(Items from a dataset)
--- --- ---

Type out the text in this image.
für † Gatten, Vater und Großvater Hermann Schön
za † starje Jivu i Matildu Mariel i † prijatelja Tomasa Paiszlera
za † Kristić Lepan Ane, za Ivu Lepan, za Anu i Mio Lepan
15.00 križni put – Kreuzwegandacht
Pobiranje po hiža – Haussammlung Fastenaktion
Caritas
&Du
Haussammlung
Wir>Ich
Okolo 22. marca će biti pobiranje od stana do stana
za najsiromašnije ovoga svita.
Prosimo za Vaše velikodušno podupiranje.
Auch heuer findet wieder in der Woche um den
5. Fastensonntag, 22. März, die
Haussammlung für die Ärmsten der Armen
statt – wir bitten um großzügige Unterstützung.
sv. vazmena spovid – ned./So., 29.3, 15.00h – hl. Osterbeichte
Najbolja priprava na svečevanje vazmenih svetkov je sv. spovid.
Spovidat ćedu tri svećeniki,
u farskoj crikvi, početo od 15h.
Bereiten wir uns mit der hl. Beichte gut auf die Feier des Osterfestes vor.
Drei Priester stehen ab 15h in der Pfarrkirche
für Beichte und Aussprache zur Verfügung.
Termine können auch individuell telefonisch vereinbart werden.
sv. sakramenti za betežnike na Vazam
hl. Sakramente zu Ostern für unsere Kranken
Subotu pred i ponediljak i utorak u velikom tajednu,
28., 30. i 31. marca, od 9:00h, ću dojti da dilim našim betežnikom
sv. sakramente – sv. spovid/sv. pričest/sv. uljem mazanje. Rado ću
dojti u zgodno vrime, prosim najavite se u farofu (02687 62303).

--- --- ---

EXERCISE DETAILS => Send back each record exactly as it stands.

THE RESULT =>
Type out the text in this image.
für † Gatten, Vater und Großvater Hermann Schön
za † starje Jivu i Matildu Mariel i † prijatelja Tomasa Paiszlera
za † Kristić Lepan Ane, za Ivu Lepan, za Anu i Mio Lepan
15.00 križni put – Kreuzwegandacht
Pobiranje po hiža – Haussammlung Fastenaktion
Caritas
&Du
Haussammlung
Wir>Ich
Okolo 22. marca će biti pobiranje od stana do stana
za najsiromašnije ovoga svita.
Prosimo za Vaše velikodušno podupiranje.
Auch heuer findet wieder in der Woche um den
5. Fastensonntag, 22. März, die
Haussammlung für die Ärmsten der Armen
statt – wir bitten um großzügige Unterstützung.
sv. vazmena spovid – ned./So., 29.3, 15.00h – hl. Osterbeichte
Najbolja priprava na svečevanje vazmenih svetkov je sv. spovid.
Spovidat ćedu tri svećeniki,
u farskoj crikvi, početo od 15h.
Bereiten wir uns mit der hl. Beichte gut auf die Feier des Osterfestes vor.
Drei Priester stehen ab 15h in der Pfarrkirche
für Beichte und Aussprache zur Verfügung.
Termine können auch individuell telefonisch vereinbart werden.
sv. sakramenti za betežnike na Vazam
hl. Sakramente zu Ostern für unsere Kranken
Subotu pred i ponediljak i utorak u velikom tajednu,
28., 30. i 31. marca, od 9:00h, ću dojti da dilim našim betežnikom
sv. sakramente – sv. spovid/sv. pričest/sv. uljem mazanje. Rado ću
dojti u zgodno vrime, prosim najavite se u farofu (02687 62303).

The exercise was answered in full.